What is asked.
Copy out each line below exactly as it appears.

[A block of data]

········

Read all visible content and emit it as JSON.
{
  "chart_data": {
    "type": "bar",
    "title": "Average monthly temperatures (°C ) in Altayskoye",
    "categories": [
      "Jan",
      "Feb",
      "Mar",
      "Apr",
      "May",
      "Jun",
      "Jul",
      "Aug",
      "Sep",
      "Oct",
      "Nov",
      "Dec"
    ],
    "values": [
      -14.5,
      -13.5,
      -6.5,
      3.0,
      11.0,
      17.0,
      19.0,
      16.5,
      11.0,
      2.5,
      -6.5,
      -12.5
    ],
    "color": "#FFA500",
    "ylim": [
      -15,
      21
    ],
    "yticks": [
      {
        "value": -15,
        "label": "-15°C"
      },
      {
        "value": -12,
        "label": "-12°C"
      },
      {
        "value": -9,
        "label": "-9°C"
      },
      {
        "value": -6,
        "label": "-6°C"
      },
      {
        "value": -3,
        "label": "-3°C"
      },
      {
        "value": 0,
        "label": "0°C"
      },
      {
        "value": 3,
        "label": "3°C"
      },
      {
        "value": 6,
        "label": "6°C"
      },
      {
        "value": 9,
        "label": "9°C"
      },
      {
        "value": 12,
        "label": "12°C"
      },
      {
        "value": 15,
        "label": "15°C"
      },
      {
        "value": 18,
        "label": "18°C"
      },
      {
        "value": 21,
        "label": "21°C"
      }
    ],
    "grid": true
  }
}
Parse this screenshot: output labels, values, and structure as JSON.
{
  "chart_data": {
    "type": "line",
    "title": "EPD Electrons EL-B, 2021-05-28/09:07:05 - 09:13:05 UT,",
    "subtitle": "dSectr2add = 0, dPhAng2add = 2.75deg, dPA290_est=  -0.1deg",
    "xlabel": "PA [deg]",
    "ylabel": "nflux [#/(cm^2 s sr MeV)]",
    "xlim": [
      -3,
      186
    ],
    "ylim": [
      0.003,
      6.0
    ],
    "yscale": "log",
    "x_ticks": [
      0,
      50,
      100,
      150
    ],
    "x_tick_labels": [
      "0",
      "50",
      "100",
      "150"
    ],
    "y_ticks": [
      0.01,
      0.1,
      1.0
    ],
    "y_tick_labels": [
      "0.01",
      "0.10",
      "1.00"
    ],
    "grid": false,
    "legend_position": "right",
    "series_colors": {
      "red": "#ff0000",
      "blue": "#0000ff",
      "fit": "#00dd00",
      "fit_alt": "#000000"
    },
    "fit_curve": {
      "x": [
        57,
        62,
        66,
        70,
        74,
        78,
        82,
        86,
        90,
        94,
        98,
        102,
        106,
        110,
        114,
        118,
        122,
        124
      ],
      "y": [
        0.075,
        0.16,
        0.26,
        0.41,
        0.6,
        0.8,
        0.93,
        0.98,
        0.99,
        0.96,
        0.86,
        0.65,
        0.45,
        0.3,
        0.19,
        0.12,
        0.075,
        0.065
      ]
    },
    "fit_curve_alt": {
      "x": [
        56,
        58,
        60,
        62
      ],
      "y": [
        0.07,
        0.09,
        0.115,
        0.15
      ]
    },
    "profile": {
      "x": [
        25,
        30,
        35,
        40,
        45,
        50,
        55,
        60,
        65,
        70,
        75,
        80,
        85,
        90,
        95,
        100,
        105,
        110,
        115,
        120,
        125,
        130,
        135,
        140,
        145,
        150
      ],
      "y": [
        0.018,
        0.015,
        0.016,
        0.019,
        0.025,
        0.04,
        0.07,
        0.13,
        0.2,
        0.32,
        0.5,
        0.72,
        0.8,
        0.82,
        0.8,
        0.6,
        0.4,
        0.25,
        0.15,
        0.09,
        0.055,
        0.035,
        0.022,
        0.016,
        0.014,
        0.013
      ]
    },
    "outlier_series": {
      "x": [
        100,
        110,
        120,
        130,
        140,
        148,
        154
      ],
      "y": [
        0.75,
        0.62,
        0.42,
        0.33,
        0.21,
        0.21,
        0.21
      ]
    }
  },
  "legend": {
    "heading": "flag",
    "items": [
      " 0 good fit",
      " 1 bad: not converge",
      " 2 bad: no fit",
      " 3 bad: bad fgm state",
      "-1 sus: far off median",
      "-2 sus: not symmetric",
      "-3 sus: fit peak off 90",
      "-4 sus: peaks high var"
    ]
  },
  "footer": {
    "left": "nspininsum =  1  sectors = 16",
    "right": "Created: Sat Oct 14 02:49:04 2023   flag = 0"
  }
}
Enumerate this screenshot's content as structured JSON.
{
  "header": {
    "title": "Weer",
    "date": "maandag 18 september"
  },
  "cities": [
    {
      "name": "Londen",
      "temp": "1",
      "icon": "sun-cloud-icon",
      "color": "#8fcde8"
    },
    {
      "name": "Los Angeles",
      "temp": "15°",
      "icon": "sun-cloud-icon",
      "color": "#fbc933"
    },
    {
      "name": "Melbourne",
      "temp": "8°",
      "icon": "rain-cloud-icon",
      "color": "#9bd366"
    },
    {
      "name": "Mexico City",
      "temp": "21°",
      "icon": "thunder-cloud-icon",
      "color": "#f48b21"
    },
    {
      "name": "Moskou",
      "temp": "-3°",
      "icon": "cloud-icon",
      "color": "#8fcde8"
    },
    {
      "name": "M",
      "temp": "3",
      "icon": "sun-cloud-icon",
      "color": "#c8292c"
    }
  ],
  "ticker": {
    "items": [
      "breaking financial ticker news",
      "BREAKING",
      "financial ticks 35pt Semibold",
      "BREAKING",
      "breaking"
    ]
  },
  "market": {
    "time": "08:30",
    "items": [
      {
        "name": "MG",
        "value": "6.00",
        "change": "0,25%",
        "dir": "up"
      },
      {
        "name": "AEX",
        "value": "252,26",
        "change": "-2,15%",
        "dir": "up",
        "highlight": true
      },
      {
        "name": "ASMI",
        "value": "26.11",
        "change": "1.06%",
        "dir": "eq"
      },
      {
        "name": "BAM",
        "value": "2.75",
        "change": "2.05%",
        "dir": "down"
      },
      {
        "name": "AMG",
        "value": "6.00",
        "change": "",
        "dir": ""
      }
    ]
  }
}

········

Output of the exercise.
Read all visible content and emit it as JSON.
{
  "chart_data": {
    "type": "bar",
    "title": "Average monthly temperatures (°C ) in Altayskoye",
    "categories": [
      "Jan",
      "Feb",
      "Mar",
      "Apr",
      "May",
      "Jun",
      "Jul",
      "Aug",
      "Sep",
      "Oct",
      "Nov",
      "Dec"
    ],
    "values": [
      -14.5,
      -13.5,
      -6.5,
      3.0,
      11.0,
      17.0,
      19.0,
      16.5,
      11.0,
      2.5,
      -6.5,
      -12.5
    ],
    "color": "#FFA500",
    "ylim": [
      -15,
      21
    ],
    "yticks": [
      {
        "value": -15,
        "label": "-15°C"
      },
      {
        "value": -12,
        "label": "-12°C"
      },
      {
        "value": -9,
        "label": "-9°C"
      },
      {
        "value": -6,
        "label": "-6°C"
      },
      {
        "value": -3,
        "label": "-3°C"
      },
      {
        "value": 0,
        "label": "0°C"
      },
      {
        "value": 3,
        "label": "3°C"
      },
      {
        "value": 6,
        "label": "6°C"
      },
      {
        "value": 9,
        "label": "9°C"
      },
      {
        "value": 12,
        "label": "12°C"
      },
      {
        "value": 15,
        "label": "15°C"
      },
      {
        "value": 18,
        "label": "18°C"
      },
      {
        "value": 21,
        "label": "21°C"
      }
    ],
    "grid": true
  }
}
Parse this screenshot: output labels, values, and structure as JSON.
{
  "chart_data": {
    "type": "line",
    "title": "EPD Electrons EL-B, 2021-05-28/09:07:05 - 09:13:05 UT,",
    "subtitle": "dSectr2add = 0, dPhAng2add = 2.75deg, dPA290_est=  -0.1deg",
    "xlabel": "PA [deg]",
    "ylabel": "nflux [#/(cm^2 s sr MeV)]",
    "xlim": [
      -3,
      186
    ],
    "ylim": [
      0.003,
      6.0
    ],
    "yscale": "log",
    "x_ticks": [
      0,
      50,
      100,
      150
    ],
    "x_tick_labels": [
      "0",
      "50",
      "100",
      "150"
    ],
    "y_ticks": [
      0.01,
      0.1,
      1.0
    ],
    "y_tick_labels": [
      "0.01",
      "0.10",
      "1.00"
    ],
    "grid": false,
    "legend_position": "right",
    "series_colors": {
      "red": "#ff0000",
      "blue": "#0000ff",
      "fit": "#00dd00",
      "fit_alt": "#000000"
    },
    "fit_curve": {
      "x": [
        57,
        62,
        66,
        70,
        74,
        78,
        82,
        86,
        90,
        94,
        98,
        102,
        106,
        110,
        114,
        118,
        122,
        124
      ],
      "y": [
        0.075,
        0.16,
        0.26,
        0.41,
        0.6,
        0.8,
        0.93,
        0.98,
        0.99,
        0.96,
        0.86,
        0.65,
        0.45,
        0.3,
        0.19,
        0.12,
        0.075,
        0.065
      ]
    },
    "fit_curve_alt": {
      "x": [
        56,
        58,
        60,
        62
      ],
      "y": [
        0.07,
        0.09,
        0.115,
        0.15
      ]
    },
    "profile": {
      "x": [
        25,
        30,
        35,
        40,
        45,
        50,
        55,
        60,
        65,
        70,
        75,
        80,
        85,
        90,
        95,
        100,
        105,
        110,
        115,
        120,
        125,
        130,
        135,
        140,
        145,
        150
      ],
      "y": [
        0.018,
        0.015,
        0.016,
        0.019,
        0.025,
        0.04,
        0.07,
        0.13,
        0.2,
        0.32,
        0.5,
        0.72,
        0.8,
        0.82,
        0.8,
        0.6,
        0.4,
        0.25,
        0.15,
        0.09,
        0.055,
        0.035,
        0.022,
        0.016,
        0.014,
        0.013
      ]
    },
    "outlier_series": {
      "x": [
        100,
        110,
        120,
        130,
        140,
        148,
        154
      ],
      "y": [
        0.75,
        0.62,
        0.42,
        0.33,
        0.21,
        0.21,
        0.21
      ]
    }
  },
  "legend": {
    "heading": "flag",
    "items": [
      " 0 good fit",
      " 1 bad: not converge",
      " 2 bad: no fit",
      " 3 bad: bad fgm state",
      "-1 sus: far off median",
      "-2 sus: not symmetric",
      "-3 sus: fit peak off 90",
      "-4 sus: peaks high var"
    ]
  },
  "footer": {
    "left": "nspininsum =  1  sectors = 16",
    "right": "Created: Sat Oct 14 02:49:04 2023   flag = 0"
  }
}
Enumerate this screenshot's content as structured JSON.
{
  "header": {
    "title": "Weer",
    "date": "maandag 18 september"
  },
  "cities": [
    {
      "name": "Londen",
      "temp": "1",
      "icon": "sun-cloud-icon",
      "color": "#8fcde8"
    },
    {
      "name": "Los Angeles",
      "temp": "15°",
      "icon": "sun-cloud-icon",
      "color": "#fbc933"
    },
    {
      "name": "Melbourne",
      "temp": "8°",
      "icon": "rain-cloud-icon",
      "color": "#9bd366"
    },
    {
      "name": "Mexico City",
      "temp": "21°",
      "icon": "thunder-cloud-icon",
      "color": "#f48b21"
    },
    {
      "name": "Moskou",
      "temp": "-3°",
      "icon": "cloud-icon",
      "color": "#8fcde8"
    },
    {
      "name": "M",
      "temp": "3",
      "icon": "sun-cloud-icon",
      "color": "#c8292c"
    }
  ],
  "ticker": {
    "items": [
      "breaking financial ticker news",
      "BREAKING",
      "financial ticks 35pt Semibold",
      "BREAKING",
      "breaking"
    ]
  },
  "market": {
    "time": "08:30",
    "items": [
      {
        "name": "MG",
        "value": "6.00",
        "change": "0,25%",
        "dir": "up"
      },
      {
        "name": "AEX",
        "value": "252,26",
        "change": "-2,15%",
        "dir": "up",
        "highlight": true
      },
      {
        "name": "ASMI",
        "value": "26.11",
        "change": "1.06%",
        "dir": "eq"
      },
      {
        "name": "BAM",
        "value": "2.75",
        "change": "2.05%",
        "dir": "down"
      },
      {
        "name": "AMG",
        "value": "6.00",
        "change": "",
        "dir": ""
      }
    ]
  }
}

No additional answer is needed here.